Repeat each line of the material exactly.
+++ Dataset entries
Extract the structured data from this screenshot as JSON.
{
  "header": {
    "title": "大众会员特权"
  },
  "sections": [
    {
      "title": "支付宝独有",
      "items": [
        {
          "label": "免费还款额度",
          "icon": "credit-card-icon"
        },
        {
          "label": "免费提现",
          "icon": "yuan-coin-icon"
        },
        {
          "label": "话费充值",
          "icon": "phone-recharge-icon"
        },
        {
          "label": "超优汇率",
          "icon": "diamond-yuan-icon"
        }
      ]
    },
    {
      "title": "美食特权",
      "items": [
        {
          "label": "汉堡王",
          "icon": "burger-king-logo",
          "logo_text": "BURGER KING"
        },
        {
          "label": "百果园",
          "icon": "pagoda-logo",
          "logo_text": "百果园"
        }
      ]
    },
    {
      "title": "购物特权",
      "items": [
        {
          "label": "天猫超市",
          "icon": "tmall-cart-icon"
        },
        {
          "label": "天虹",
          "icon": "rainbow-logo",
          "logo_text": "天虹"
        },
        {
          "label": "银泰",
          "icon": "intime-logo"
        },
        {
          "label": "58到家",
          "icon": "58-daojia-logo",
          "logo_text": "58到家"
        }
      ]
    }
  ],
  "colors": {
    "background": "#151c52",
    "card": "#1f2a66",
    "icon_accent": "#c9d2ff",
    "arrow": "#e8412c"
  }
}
++++++
-- Finished answer --
Extract the structured data from this screenshot as JSON.
{
  "header": {
    "title": "大众会员特权"
  },
  "sections": [
    {
      "title": "支付宝独有",
      "items": [
        {
          "label": "免费还款额度",
          "icon": "credit-card-icon"
        },
        {
          "label": "免费提现",
          "icon": "yuan-coin-icon"
        },
        {
          "label": "话费充值",
          "icon": "phone-recharge-icon"
        },
        {
          "label": "超优汇率",
          "icon": "diamond-yuan-icon"
        }
      ]
    },
    {
      "title": "美食特权",
      "items": [
        {
          "label": "汉堡王",
          "icon": "burger-king-logo",
          "logo_text": "BURGER KING"
        },
        {
          "label": "百果园",
          "icon": "pagoda-logo",
          "logo_text": "百果园"
        }
      ]
    },
    {
      "title": "购物特权",
      "items": [
        {
          "label": "天猫超市",
          "icon": "tmall-cart-icon"
        },
        {
          "label": "天虹",
          "icon": "rainbow-logo",
          "logo_text": "天虹"
        },
        {
          "label": "银泰",
          "icon": "intime-logo"
        },
        {
          "label": "58到家",
          "icon": "58-daojia-logo",
          "logo_text": "58到家"
        }
      ]
    }
  ],
  "colors": {
    "background": "#151c52",
    "card": "#1f2a66",
    "icon_accent": "#c9d2ff",
    "arrow": "#e8412c"
  }
}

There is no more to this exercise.